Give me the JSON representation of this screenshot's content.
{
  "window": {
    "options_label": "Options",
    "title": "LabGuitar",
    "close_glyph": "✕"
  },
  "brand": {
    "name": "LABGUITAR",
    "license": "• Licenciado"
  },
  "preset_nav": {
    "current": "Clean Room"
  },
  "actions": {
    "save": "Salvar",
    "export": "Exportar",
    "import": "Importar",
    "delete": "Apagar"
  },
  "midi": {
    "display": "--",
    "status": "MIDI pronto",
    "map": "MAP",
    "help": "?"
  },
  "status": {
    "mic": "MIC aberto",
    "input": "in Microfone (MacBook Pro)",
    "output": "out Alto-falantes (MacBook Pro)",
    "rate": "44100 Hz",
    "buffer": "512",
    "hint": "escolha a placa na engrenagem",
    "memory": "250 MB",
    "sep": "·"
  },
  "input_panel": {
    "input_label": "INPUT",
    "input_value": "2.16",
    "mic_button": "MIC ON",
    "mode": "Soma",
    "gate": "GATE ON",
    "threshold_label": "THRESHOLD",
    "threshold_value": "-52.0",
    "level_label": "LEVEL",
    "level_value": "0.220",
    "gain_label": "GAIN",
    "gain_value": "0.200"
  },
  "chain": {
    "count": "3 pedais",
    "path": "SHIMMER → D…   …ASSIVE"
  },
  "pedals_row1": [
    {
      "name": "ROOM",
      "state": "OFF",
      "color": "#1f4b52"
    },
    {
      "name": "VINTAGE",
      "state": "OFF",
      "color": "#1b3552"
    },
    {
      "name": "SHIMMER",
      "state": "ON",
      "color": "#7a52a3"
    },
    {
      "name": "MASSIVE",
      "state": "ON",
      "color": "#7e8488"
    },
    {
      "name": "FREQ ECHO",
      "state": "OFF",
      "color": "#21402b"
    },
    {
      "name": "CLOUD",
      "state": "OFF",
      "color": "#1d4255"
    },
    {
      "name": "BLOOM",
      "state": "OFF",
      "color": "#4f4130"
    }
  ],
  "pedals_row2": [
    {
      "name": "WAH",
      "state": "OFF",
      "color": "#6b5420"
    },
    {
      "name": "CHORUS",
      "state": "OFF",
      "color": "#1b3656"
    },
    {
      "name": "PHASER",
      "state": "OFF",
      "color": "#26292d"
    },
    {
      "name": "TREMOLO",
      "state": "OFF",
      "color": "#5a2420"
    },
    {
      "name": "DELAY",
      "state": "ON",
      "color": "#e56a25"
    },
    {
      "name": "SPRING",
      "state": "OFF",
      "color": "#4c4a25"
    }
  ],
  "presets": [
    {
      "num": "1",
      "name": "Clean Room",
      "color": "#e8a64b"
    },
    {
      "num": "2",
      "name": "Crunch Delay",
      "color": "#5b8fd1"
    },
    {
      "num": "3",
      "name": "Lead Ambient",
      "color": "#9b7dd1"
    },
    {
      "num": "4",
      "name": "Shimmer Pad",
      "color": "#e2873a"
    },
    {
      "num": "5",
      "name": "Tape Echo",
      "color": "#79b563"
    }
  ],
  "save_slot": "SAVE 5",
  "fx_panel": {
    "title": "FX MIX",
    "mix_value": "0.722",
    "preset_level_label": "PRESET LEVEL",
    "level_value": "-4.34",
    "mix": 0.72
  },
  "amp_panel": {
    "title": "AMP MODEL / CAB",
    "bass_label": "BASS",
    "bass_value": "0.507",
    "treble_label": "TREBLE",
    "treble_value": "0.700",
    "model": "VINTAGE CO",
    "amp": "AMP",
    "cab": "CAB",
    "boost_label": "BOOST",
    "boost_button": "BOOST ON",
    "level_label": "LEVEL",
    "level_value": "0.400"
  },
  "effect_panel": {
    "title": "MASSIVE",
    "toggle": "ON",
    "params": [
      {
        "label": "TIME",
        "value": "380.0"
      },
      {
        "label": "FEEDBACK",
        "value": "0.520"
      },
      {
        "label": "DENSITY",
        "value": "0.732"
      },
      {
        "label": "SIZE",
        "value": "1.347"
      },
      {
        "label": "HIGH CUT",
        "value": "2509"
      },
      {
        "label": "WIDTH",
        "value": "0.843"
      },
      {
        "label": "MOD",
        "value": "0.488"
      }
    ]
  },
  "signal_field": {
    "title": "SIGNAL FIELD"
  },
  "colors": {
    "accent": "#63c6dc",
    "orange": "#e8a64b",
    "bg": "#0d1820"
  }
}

---

> [EXERCISE GOAL] Scan the material above. Copy each line where "title" occurs.

> [RESULT]
    "title": "LabGuitar",
    "title": "FX MIX",
    "title": "AMP MODEL / CAB",
    "title": "MASSIVE",
    "title": "SIGNAL FIELD"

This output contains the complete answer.